*Data section*.

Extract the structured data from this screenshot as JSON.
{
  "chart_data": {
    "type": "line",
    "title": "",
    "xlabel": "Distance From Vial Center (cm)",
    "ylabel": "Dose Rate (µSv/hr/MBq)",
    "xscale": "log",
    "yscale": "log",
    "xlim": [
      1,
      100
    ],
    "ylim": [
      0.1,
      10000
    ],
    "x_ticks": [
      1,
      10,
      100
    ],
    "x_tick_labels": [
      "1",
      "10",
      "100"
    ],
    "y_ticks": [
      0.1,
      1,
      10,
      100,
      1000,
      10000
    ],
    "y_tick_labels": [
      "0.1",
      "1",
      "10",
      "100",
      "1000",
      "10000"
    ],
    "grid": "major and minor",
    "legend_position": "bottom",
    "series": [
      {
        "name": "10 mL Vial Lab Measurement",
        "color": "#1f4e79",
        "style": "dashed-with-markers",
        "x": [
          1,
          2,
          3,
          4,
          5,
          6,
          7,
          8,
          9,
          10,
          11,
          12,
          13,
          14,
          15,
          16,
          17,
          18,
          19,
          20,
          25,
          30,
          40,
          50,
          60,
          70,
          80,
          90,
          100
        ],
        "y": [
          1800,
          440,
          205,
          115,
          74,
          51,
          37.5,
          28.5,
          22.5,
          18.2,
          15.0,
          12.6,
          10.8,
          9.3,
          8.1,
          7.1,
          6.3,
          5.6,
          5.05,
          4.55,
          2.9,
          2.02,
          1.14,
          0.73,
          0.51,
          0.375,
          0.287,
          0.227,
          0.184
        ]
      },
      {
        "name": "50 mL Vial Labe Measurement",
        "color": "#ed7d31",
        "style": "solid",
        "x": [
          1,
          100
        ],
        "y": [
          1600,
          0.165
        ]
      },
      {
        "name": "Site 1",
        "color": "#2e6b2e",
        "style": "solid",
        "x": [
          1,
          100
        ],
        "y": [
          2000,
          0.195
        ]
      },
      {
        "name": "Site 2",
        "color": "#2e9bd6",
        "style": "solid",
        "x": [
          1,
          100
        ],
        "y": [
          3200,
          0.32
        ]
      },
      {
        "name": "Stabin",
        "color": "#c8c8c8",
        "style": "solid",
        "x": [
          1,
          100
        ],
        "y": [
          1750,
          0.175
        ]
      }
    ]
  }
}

*Set task*. Nothing may be left out: return each entry exactly as it reads.

*Correct output*.
Extract the structured data from this screenshot as JSON.
{
  "chart_data": {
    "type": "line",
    "title": "",
    "xlabel": "Distance From Vial Center (cm)",
    "ylabel": "Dose Rate (µSv/hr/MBq)",
    "xscale": "log",
    "yscale": "log",
    "xlim": [
      1,
      100
    ],
    "ylim": [
      0.1,
      10000
    ],
    "x_ticks": [
      1,
      10,
      100
    ],
    "x_tick_labels": [
      "1",
      "10",
      "100"
    ],
    "y_ticks": [
      0.1,
      1,
      10,
      100,
      1000,
      10000
    ],
    "y_tick_labels": [
      "0.1",
      "1",
      "10",
      "100",
      "1000",
      "10000"
    ],
    "grid": "major and minor",
    "legend_position": "bottom",
    "series": [
      {
        "name": "10 mL Vial Lab Measurement",
        "color": "#1f4e79",
        "style": "dashed-with-markers",
        "x": [
          1,
          2,
          3,
          4,
          5,
          6,
          7,
          8,
          9,
          10,
          11,
          12,
          13,
          14,
          15,
          16,
          17,
          18,
          19,
          20,
          25,
          30,
          40,
          50,
          60,
          70,
          80,
          90,
          100
        ],
        "y": [
          1800,
          440,
          205,
          115,
          74,
          51,
          37.5,
          28.5,
          22.5,
          18.2,
          15.0,
          12.6,
          10.8,
          9.3,
          8.1,
          7.1,
          6.3,
          5.6,
          5.05,
          4.55,
          2.9,
          2.02,
          1.14,
          0.73,
          0.51,
          0.375,
          0.287,
          0.227,
          0.184
        ]
      },
      {
        "name": "50 mL Vial Labe Measurement",
        "color": "#ed7d31",
        "style": "solid",
        "x": [
          1,
          100
        ],
        "y": [
          1600,
          0.165
        ]
      },
      {
        "name": "Site 1",
        "color": "#2e6b2e",
        "style": "solid",
        "x": [
          1,
          100
        ],
        "y": [
          2000,
          0.195
        ]
      },
      {
        "name": "Site 2",
        "color": "#2e9bd6",
        "style": "solid",
        "x": [
          1,
          100
        ],
        "y": [
          3200,
          0.32
        ]
      },
      {
        "name": "Stabin",
        "color": "#c8c8c8",
        "style": "solid",
        "x": [
          1,
          100
        ],
        "y": [
          1750,
          0.175
        ]
      }
    ]
  }
}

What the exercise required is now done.